» **WHAT IS BEING ASKED**: Your reply should be one number: the count of lines holding the word "support".

Records from a collection of figures
────────────────────────────────────────
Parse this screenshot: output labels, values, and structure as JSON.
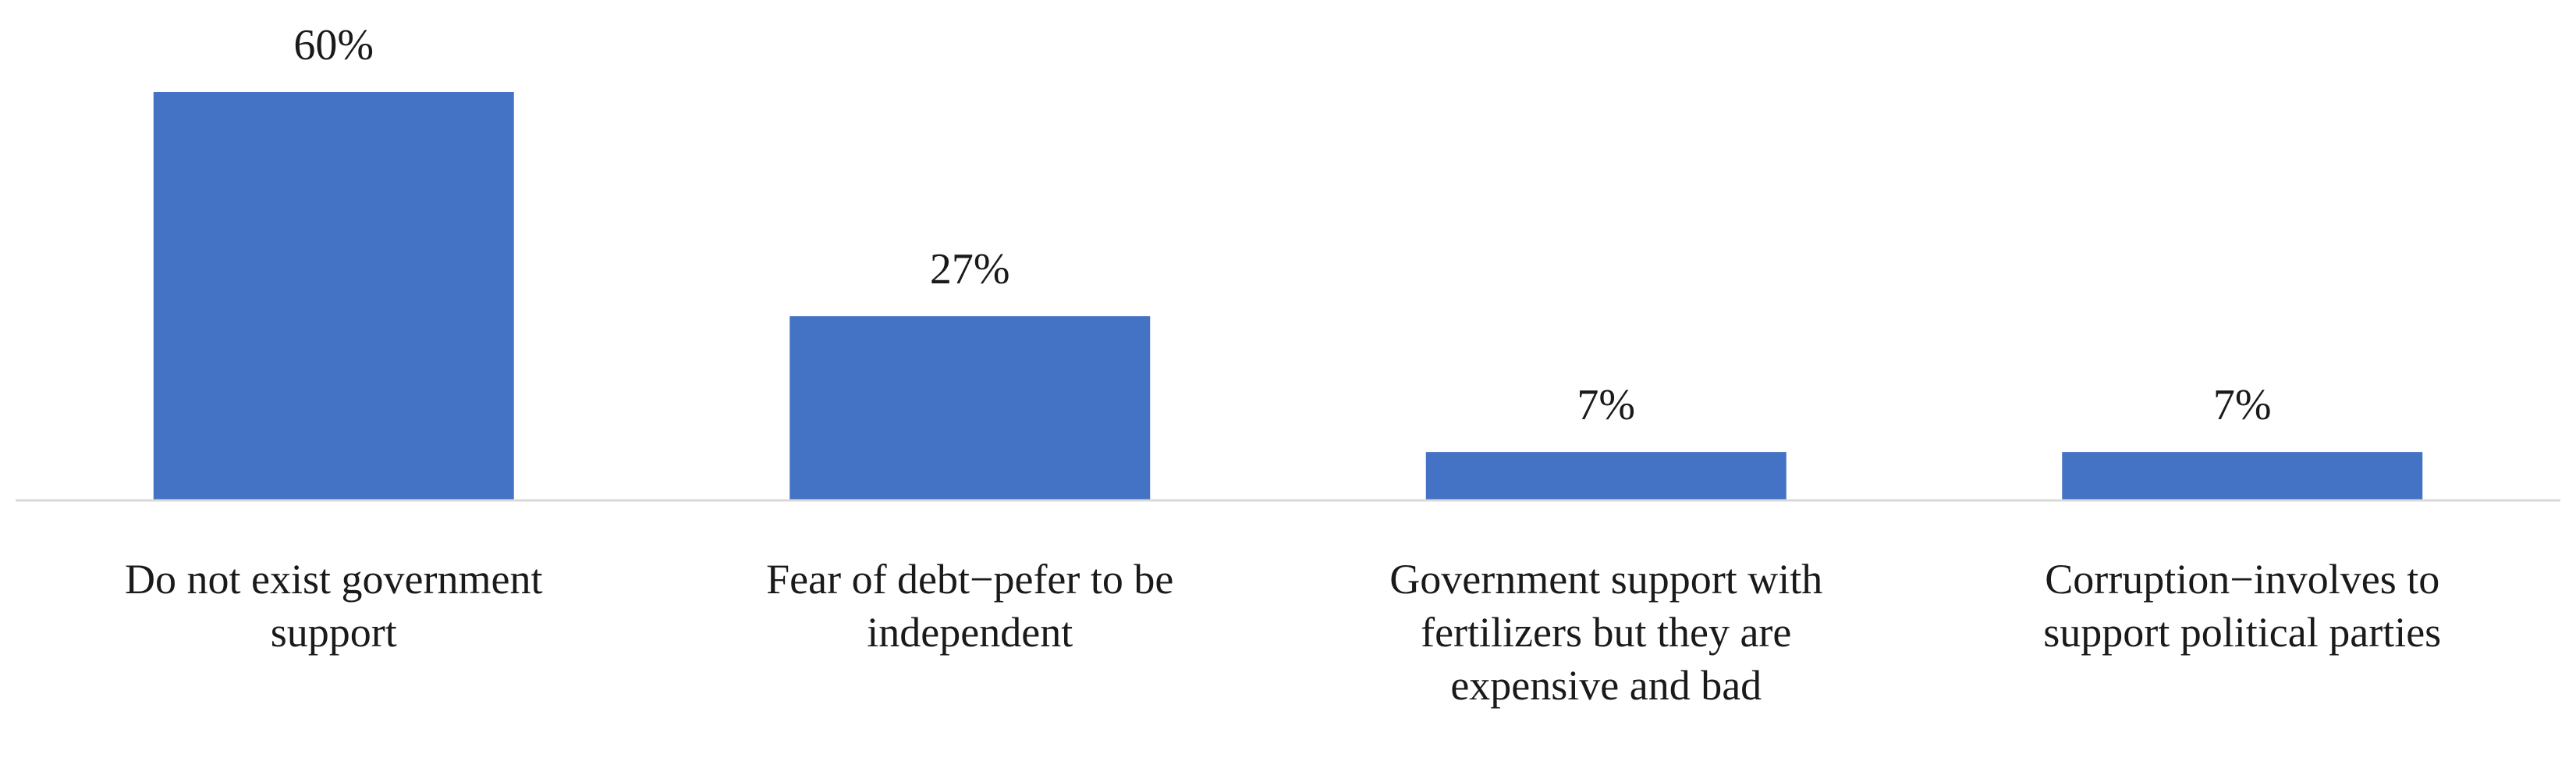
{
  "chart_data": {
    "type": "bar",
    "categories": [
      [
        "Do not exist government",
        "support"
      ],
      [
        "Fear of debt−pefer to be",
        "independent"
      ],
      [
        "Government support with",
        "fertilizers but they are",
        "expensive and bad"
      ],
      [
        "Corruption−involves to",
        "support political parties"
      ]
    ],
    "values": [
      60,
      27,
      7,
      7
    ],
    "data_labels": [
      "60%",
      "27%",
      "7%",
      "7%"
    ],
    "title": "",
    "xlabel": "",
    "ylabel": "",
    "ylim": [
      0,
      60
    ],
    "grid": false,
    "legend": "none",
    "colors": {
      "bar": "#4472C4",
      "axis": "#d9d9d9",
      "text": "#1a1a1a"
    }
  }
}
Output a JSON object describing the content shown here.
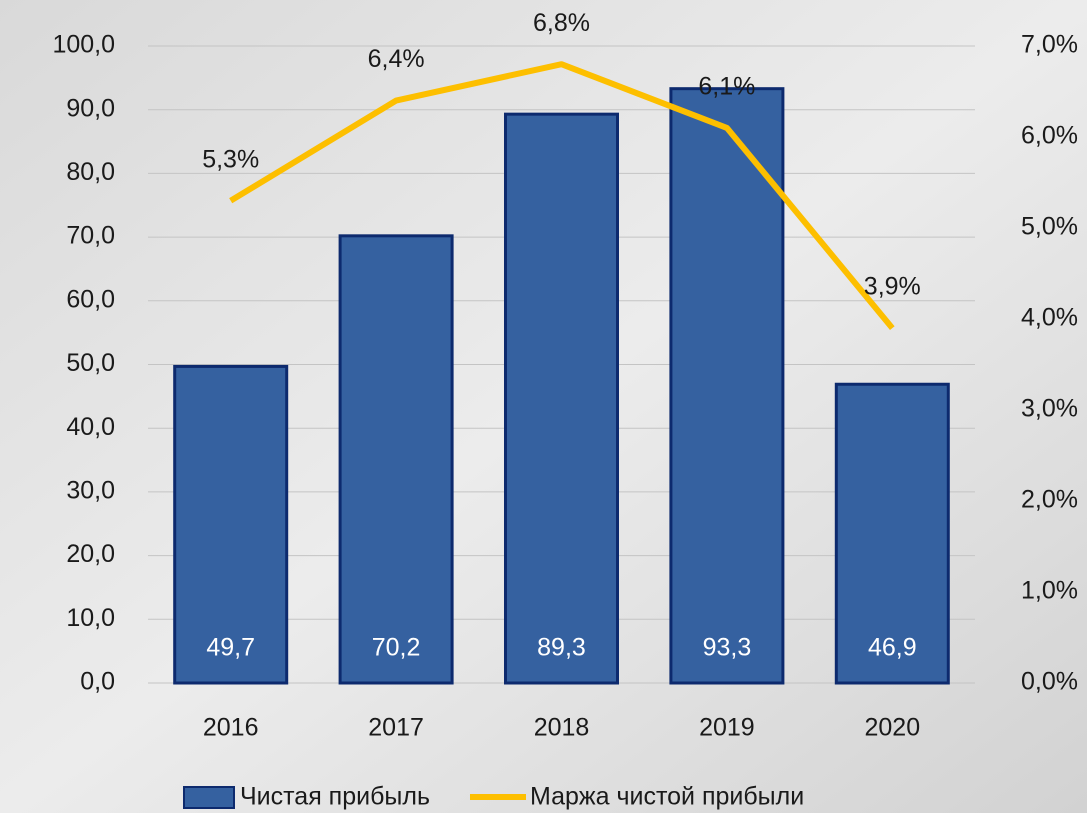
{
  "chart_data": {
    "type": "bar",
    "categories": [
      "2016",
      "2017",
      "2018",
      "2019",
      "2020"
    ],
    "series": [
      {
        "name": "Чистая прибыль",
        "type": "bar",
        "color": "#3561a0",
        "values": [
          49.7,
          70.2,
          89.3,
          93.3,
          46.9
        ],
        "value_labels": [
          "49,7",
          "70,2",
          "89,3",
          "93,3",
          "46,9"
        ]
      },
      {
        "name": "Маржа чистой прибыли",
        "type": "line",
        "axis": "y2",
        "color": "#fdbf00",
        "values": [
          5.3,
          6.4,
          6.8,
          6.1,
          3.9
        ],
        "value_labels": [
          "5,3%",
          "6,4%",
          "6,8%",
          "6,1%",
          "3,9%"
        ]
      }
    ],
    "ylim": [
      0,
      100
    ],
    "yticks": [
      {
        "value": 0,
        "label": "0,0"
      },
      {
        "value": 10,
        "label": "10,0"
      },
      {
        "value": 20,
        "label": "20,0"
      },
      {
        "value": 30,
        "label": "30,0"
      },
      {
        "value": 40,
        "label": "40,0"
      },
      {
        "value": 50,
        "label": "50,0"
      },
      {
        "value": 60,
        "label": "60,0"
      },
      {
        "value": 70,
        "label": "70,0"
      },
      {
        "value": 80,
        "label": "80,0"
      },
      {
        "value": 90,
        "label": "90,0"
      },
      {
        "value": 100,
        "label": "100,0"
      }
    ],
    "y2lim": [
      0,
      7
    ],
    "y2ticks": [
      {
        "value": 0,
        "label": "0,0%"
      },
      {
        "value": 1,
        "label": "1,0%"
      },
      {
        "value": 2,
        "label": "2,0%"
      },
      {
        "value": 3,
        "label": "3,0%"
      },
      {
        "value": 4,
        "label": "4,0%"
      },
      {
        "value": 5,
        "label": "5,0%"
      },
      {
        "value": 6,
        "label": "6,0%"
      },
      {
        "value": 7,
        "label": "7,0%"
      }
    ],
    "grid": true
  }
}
────────────────────────────────────────
» **REPLY TO THE TASK**: 3